WHAT TO WORK ON:
Of all the lines in the records below, copy only those that contain the string "protein".

RECORDS FOR THIS EXERCISE:
□ □ □

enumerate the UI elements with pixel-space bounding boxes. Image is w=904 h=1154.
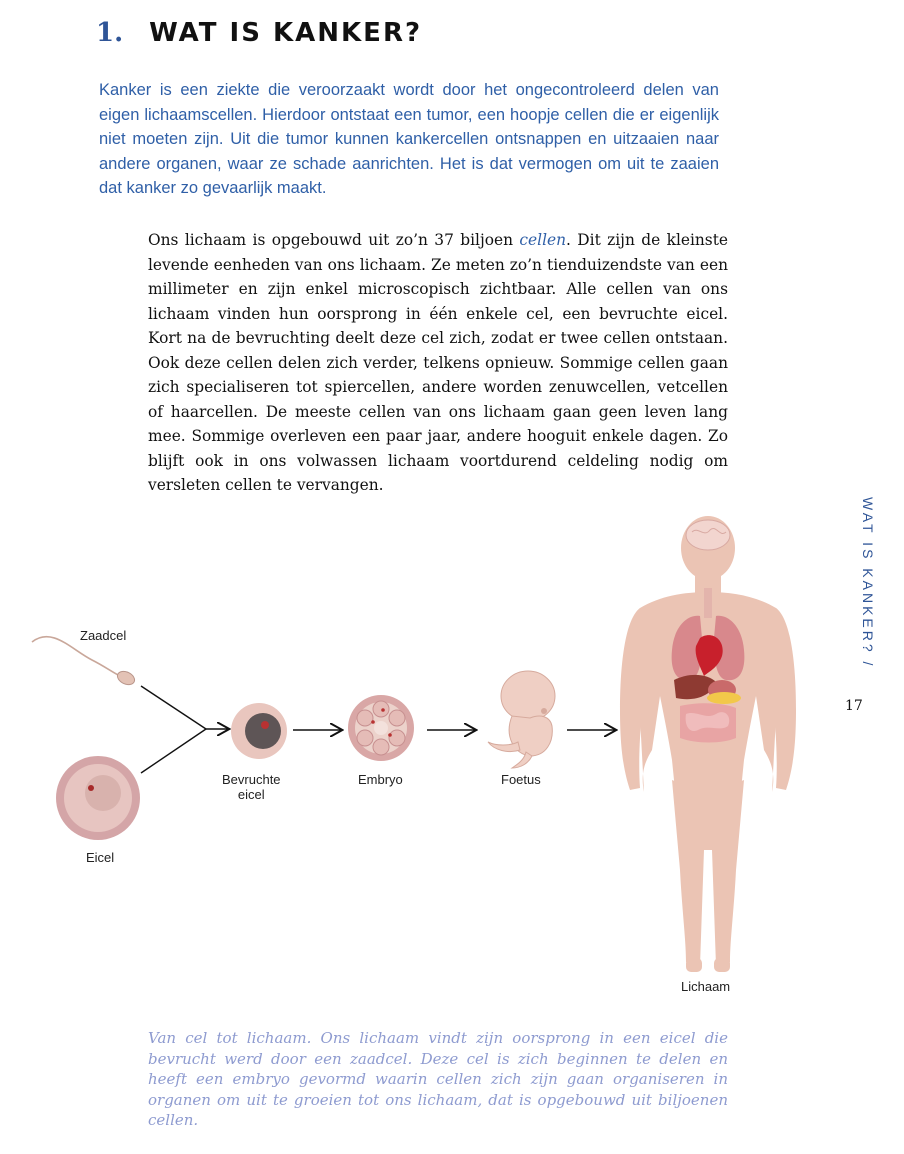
trachea-icon xyxy=(704,588,712,618)
running-chapter-title: WAT IS KANKER? / xyxy=(860,497,876,669)
label-fetus: Foetus xyxy=(501,772,541,787)
body-paragraph xyxy=(148,228,728,498)
label-fertilized-egg xyxy=(222,772,281,802)
embryo-icon xyxy=(348,695,414,761)
fertilization-arrows xyxy=(141,686,228,773)
body-text-end: . Dit zijn de kleinste levende eenheden van ons lichaam. Ze meten zo’n tienduizendste van een millimeter en zijn enkel microscopisch zichtbaar. Alle cellen van ons lichaam vinden hun oorsprong in één enkele cel, een bevruchte eicel. Kort na de bevruchting deelt deze cel zich, zodat er twee cellen ontstaan. Ook deze cellen delen zich verder, telkens opnieuw. Sommige cellen gaan zich specialiseren tot spiercellen, andere worden zenuwcellen, vetcellen of haarcellen. De meeste cellen van ons lichaam gaan geen leven lang mee. Sommige overleven een paar jaar, andere hooguit enkele dagen. Zo blijft ook in ons volwassen lichaam voortdurend celdeling nodig om versleten cellen te vervangen. xyxy=(148,231,728,494)
page-number: 17 xyxy=(845,698,863,714)
sperm-cell-icon xyxy=(32,637,137,688)
chapter-title: WAT IS KANKER? xyxy=(149,18,423,48)
human-body-icon xyxy=(620,516,796,972)
body-emphasis: cellen xyxy=(519,231,567,249)
label-fertilized-egg-line2: eicel xyxy=(237,787,265,802)
egg-cell-icon xyxy=(56,756,140,840)
brain-icon xyxy=(686,520,730,550)
label-body: Lichaam xyxy=(681,979,731,994)
body-text-start: Ons lichaam is opgebouwd uit zo’n 37 biljoen xyxy=(148,231,520,249)
chapter-number: 1. xyxy=(96,18,124,48)
label-embryo: Embryo xyxy=(358,772,403,787)
cell-to-body-figure xyxy=(0,510,820,1000)
fertilized-egg-icon xyxy=(231,703,287,759)
figure-illustration xyxy=(0,510,820,1000)
figure-caption: Van cel tot lichaam. Ons lichaam vindt zijn oorsprong in een eicel die bevrucht werd door een zaadcel. Deze cel is zich beginnen te delen en heeft een embryo gevormd waarin cellen zich zijn gaan organiseren in organen om uit te groeien tot ons lichaam, dat is opgebouwd uit biljoenen cellen. xyxy=(148,1029,728,1129)
label-sperm-cell: Zaadcel xyxy=(80,628,127,643)
label-fertilized-egg-line1: Bevruchte xyxy=(222,772,281,787)
intro-paragraph: Kanker is een ziekte die veroorzaakt wordt door het ongecontroleerd delen van eigen lichaamscellen. Hierdoor ontstaat een tumor, een hoopje cellen die er eigenlijk niet moeten zijn. Uit die tumor kunnen kankercellen ontsnappen en uitzaaien naar andere organen, waar ze schade aanrichten. Het is dat vermogen om uit te zaaien dat kanker zo gevaarlijk maakt. xyxy=(99,81,719,197)
chapter-heading xyxy=(96,18,422,48)
fetus-icon xyxy=(488,671,555,768)
pancreas-icon xyxy=(707,692,741,704)
label-egg-cell: Eicel xyxy=(86,850,115,865)
intestines-icon xyxy=(680,703,736,742)
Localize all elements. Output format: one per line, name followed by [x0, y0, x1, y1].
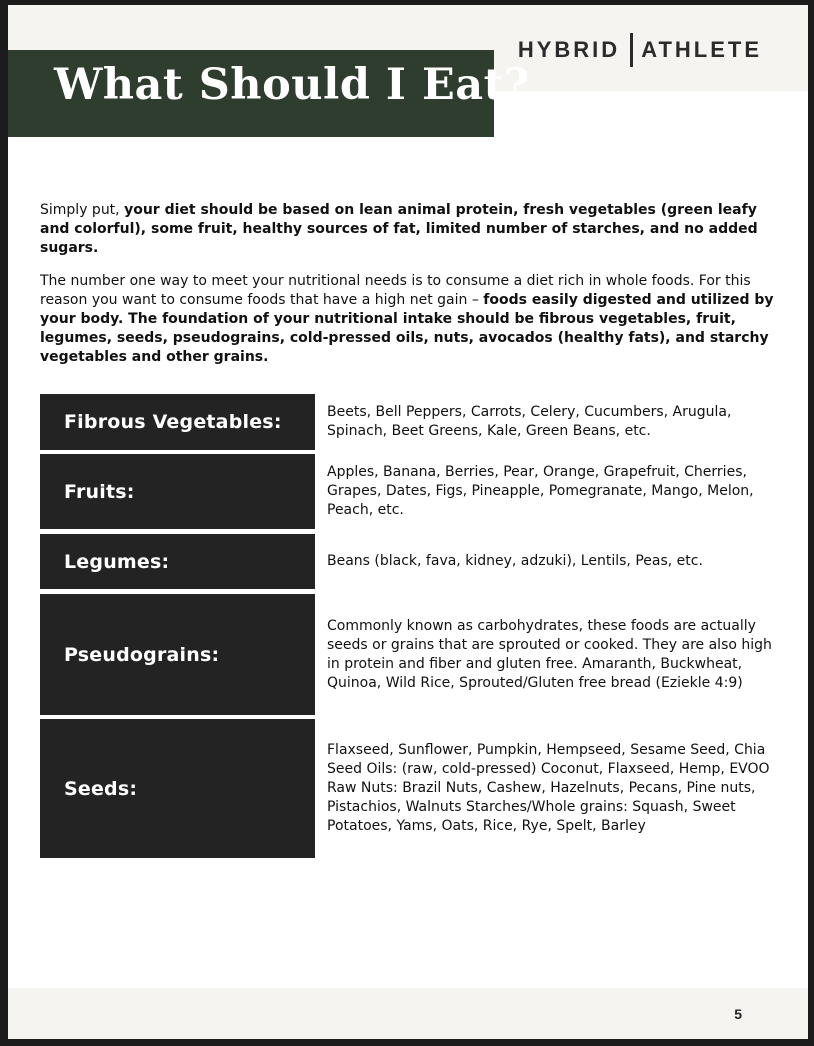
intro-p1-plain: Simply put,	[40, 202, 125, 218]
brand-left: HYBRID	[517, 37, 621, 62]
intro-p1-bold: your diet should be based on lean animal protein, fresh vegetables (green leafy and colorful), some fruit, healthy sources of fat, limited number of starches, and no added sugars.	[40, 202, 758, 256]
intro-paragraph-1	[40, 201, 776, 258]
food-category-cell	[40, 454, 315, 529]
intro-paragraph-2	[40, 272, 776, 367]
food-description-cell	[327, 594, 776, 715]
food-description-cell	[327, 534, 776, 589]
food-description: Apples, Banana, Berries, Pear, Orange, Grapefruit, Cherries, Grapes, Dates, Figs, Pineapple, Pomegranate, Mango, Melon, Peach, etc.	[327, 464, 754, 518]
intro-p2-plain: The number one way to meet your nutritional needs is to consume a diet rich in whole foods. For this reason you want to consume foods that have a high net gain –	[40, 273, 751, 308]
page-title: What Should I Eat?	[54, 60, 530, 110]
food-category: Legumes:	[64, 550, 170, 573]
page-number: 5	[734, 1006, 742, 1022]
food-category: Fibrous Vegetables:	[64, 411, 282, 433]
food-row-pseudograins	[40, 594, 776, 715]
food-description-cell	[327, 719, 776, 858]
title-banner	[8, 50, 530, 137]
food-row-fruits	[40, 454, 776, 529]
food-description-cell	[327, 454, 776, 529]
food-row-fibrous-vegetables	[40, 394, 776, 450]
food-description: Beans (black, fava, kidney, adzuki), Lentils, Peas, etc.	[327, 553, 703, 569]
food-category-cell	[40, 594, 315, 715]
brand-right: ATHLETE	[641, 37, 762, 62]
food-category-cell	[40, 719, 315, 858]
brand-logo	[518, 33, 762, 67]
intro-text	[40, 201, 776, 381]
intro-p2-bold: foods easily digested and utilized by your body. The foundation of your nutritional intake should be fibrous vegetables, fruit, legumes, seeds, pseudograins, cold-pressed oils, nuts, avocados (healthy fats), and starchy vegetables and other grains.	[40, 292, 774, 365]
document-page	[8, 5, 808, 1039]
food-description-cell	[327, 394, 776, 450]
food-description: Commonly known as carbohydrates, these foods are actually seeds or grains that are sprouted or cooked. They are also high in protein and fiber and gluten free. Amaranth, Buckwheat, Quinoa, Wild Rice, Sprouted/Gluten free bread (Eziekle 4:9)	[327, 617, 772, 691]
food-row-legumes	[40, 534, 776, 589]
food-category: Seeds:	[64, 777, 138, 800]
brand-divider	[630, 33, 633, 67]
food-description: Beets, Bell Peppers, Carrots, Celery, Cucumbers, Arugula, Spinach, Beet Greens, Kale, Green Beans, etc.	[327, 404, 732, 439]
footer-band	[8, 988, 808, 1039]
food-category: Pseudograins:	[64, 643, 220, 666]
food-row-seeds	[40, 719, 776, 858]
food-category: Fruits:	[64, 480, 135, 503]
food-category-cell	[40, 394, 315, 450]
food-description: Flaxseed, Sunflower, Pumpkin, Hempseed, Sesame Seed, Chia Seed Oils: (raw, cold-pressed) Coconut, Flaxseed, Hemp, EVOO Raw Nuts: Brazil Nuts, Cashew, Hazelnuts, Pecans, Pine nuts, Pistachios, Walnuts Starches/Whole grains: Squash, Sweet Potatoes, Yams, Oats, Rice, Rye, Spelt, Barley	[327, 742, 770, 834]
food-category-cell	[40, 534, 315, 589]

□ □ □

ANSWER TO THIS PROBLEM:
intro-p1-bold: your diet should be based on lean animal protein, fresh vegetables (green leafy and colorful), some fruit, healthy sources of fat, limited number of starches, and no added sugars.	[40, 202, 758, 256]
food-description: Commonly known as carbohydrates, these foods are actually seeds or grains that are sprouted or cooked. They are also high in protein and fiber and gluten free. Amaranth, Buckwheat, Quinoa, Wild Rice, Sprouted/Gluten free bread (Eziekle 4:9)	[327, 617, 772, 691]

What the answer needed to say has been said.